§ Instrucciones de tarea: Sigue escribiendo el texto sobre la expresión de última voluntad justo después de su última frase.

§ Bloque de texto:
* * * * *

Expresión de última voluntad

por Ana Judith Alma

En términos legales, la expresión de la última voluntad se refiere a un testamento.  Al menos así se entiende en el derecho antiguo.  Modernamente, nuestro derecho permite que esa expresión de última voluntad encuentre más alternativas legales para expresarse, como sería el caso de los fideicomisos y las fundaciones de interés privado, para citar las más populares.

En mi experiencia lo que mueve a las personas a organizar su patrimonio y preparar el camino de lo que ocurrirá a su fallecimiento es el profundo amor que sienten por sus seres queridos. Ese amor los mueve a prever qué pasaría si faltan y cómo pueden ayudar a sus herederos o legatarios a eludir conflictos.

La expresión de la última voluntad no sólo versa sobre temas económicos, también tiene que ver con la indicación de quienes son los albaceas, quienes los responsables de los menores o interdictos que estaban a cargo del difunto, con legados a instituciones sin fines de lucro o religiosas, incluye consejos a los seres queridos, la entrega de algún bien particular a alguien en particular.   En fin, la expresión de la última voluntad es ciertamente la forma que tiene cualquier persona de tener una oportunidad de dirigirse a sus seres queridos cuando ya físicamente no sigue en nuestro mundo terrenal.

* * * * *

§ Datos extraídos:
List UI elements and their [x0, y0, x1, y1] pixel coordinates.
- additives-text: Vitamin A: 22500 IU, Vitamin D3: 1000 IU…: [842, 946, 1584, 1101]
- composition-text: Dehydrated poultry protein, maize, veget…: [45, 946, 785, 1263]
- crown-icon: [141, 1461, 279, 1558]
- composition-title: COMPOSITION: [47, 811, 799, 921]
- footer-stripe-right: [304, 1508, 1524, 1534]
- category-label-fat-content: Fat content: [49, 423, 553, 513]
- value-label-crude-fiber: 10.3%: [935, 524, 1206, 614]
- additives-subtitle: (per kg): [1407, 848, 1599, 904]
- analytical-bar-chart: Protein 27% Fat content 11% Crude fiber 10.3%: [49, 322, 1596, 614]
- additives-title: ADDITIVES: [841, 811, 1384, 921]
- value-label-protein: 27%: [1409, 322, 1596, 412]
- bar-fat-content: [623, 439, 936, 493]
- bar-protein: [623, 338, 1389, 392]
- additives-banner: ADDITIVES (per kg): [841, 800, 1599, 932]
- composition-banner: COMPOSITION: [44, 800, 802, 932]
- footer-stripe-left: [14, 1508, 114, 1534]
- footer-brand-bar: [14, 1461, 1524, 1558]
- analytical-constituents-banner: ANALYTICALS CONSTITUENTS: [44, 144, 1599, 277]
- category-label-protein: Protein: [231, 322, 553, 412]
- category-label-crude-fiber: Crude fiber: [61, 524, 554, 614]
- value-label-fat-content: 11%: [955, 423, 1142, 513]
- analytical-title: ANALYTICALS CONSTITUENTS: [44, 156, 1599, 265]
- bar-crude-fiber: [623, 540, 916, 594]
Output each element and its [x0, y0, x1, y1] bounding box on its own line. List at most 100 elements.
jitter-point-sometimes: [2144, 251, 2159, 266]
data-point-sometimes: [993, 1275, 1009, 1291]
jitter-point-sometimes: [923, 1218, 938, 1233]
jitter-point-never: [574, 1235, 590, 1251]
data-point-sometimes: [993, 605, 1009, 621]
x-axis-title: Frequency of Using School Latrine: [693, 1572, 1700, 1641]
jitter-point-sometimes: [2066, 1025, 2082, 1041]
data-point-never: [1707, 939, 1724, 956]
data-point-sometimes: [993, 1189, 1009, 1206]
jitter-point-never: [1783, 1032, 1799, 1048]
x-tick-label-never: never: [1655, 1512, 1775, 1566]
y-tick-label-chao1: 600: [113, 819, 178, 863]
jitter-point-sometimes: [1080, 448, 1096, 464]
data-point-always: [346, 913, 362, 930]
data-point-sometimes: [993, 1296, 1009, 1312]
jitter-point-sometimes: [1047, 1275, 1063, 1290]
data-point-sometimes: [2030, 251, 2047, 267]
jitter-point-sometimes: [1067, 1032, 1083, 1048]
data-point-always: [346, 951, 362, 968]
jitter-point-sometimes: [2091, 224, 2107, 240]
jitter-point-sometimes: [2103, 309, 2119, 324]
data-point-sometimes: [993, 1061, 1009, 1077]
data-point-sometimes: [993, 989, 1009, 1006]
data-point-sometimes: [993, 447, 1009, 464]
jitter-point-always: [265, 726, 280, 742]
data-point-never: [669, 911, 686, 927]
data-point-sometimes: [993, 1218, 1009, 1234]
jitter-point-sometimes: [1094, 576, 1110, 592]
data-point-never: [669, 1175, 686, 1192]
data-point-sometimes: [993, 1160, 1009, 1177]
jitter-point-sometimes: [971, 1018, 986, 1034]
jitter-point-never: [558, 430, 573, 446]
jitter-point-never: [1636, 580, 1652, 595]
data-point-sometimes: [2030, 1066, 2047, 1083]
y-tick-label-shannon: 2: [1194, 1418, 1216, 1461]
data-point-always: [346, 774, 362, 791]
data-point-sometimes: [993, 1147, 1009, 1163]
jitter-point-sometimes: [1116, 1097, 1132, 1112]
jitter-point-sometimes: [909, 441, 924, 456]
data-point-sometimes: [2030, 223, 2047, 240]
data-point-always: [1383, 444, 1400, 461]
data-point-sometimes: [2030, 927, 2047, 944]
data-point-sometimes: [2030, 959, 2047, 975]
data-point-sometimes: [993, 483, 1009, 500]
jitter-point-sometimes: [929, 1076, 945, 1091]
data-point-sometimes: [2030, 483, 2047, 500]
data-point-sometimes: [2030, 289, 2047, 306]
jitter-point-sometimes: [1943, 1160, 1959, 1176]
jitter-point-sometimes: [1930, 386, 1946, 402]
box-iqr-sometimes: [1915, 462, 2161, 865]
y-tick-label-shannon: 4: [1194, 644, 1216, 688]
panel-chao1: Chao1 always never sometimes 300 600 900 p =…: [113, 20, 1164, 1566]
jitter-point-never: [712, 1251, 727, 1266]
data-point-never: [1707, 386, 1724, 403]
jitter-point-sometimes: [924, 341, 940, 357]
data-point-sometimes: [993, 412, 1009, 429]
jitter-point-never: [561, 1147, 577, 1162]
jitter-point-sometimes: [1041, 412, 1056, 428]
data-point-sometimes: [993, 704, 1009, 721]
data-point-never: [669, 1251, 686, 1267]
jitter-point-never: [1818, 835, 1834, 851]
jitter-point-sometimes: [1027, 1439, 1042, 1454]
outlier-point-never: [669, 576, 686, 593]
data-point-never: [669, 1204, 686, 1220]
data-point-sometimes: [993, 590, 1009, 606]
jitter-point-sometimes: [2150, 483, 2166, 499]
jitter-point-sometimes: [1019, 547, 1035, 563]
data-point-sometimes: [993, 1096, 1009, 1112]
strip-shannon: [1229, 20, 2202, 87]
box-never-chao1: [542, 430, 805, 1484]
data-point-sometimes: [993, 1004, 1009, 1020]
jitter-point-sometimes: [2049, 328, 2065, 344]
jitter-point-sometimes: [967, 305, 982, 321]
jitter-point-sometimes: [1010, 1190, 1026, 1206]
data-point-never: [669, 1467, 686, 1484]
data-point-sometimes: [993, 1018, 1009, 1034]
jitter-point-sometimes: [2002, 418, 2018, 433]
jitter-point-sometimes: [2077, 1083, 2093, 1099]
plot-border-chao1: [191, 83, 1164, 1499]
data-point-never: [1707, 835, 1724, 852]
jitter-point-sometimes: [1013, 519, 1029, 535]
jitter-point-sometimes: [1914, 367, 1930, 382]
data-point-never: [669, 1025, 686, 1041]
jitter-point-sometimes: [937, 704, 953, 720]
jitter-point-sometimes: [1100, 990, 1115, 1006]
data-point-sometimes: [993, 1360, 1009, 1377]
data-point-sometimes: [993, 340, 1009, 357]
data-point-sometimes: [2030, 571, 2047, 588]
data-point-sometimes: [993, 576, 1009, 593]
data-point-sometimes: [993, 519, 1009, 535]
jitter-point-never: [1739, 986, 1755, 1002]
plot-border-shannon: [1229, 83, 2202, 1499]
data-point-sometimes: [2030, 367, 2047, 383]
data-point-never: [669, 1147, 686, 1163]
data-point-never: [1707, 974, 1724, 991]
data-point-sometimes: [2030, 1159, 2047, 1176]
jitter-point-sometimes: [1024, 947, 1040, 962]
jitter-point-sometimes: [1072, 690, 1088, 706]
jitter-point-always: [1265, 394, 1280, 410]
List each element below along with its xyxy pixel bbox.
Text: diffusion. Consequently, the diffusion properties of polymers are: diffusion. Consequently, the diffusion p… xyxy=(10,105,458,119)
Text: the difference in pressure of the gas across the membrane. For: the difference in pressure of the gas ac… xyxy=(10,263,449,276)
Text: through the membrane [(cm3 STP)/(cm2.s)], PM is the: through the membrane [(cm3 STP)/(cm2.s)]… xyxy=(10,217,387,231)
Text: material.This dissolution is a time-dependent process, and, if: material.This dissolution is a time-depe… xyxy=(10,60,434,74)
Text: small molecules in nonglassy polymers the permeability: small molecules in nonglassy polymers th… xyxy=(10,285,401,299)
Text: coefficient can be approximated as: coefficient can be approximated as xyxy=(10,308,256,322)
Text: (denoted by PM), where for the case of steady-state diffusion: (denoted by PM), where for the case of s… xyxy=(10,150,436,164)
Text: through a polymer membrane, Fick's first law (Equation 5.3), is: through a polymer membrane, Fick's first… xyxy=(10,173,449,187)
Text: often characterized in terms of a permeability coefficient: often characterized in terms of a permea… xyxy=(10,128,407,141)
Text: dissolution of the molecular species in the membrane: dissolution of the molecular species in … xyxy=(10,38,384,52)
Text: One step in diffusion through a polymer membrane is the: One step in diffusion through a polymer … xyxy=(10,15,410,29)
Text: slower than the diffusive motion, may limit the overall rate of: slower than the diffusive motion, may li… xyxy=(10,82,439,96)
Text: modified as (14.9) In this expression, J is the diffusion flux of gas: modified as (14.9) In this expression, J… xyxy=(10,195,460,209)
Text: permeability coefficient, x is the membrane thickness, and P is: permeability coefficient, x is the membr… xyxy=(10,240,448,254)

* * * * *

§ Respuesta:
En el libro El Hombre en Busca de Sentido, su autor Víctor Frankl, que estaba recluido en un campo de concentración, en una ocasión le comunican su traslado a otro campo.  Él pensó que iba camino a la cámara de gas, y que era mentira lo del traslado.  Frankl entonces procede a decirle a su amigo Otto, que todavía le quedaba algo por hacer antes de marcharse y le dice:   “Otto, escucha, en caso de que yo no regrese a casa junto a mi mujer y en caso de que la vuelvas a ver, dile que yo hablaba de ella a diario, continuamente. Recuérdalo. En segundo lugar, que la he amado más que a nadie. En tercer lugar, que el breve tiempo que estuve casado con ella tiene más valor que nada, que pesa en mí más incluso que todo lo que hemos pasado aquí.”   Aquí Otto es el albacea del contenio del testamento de Frankl.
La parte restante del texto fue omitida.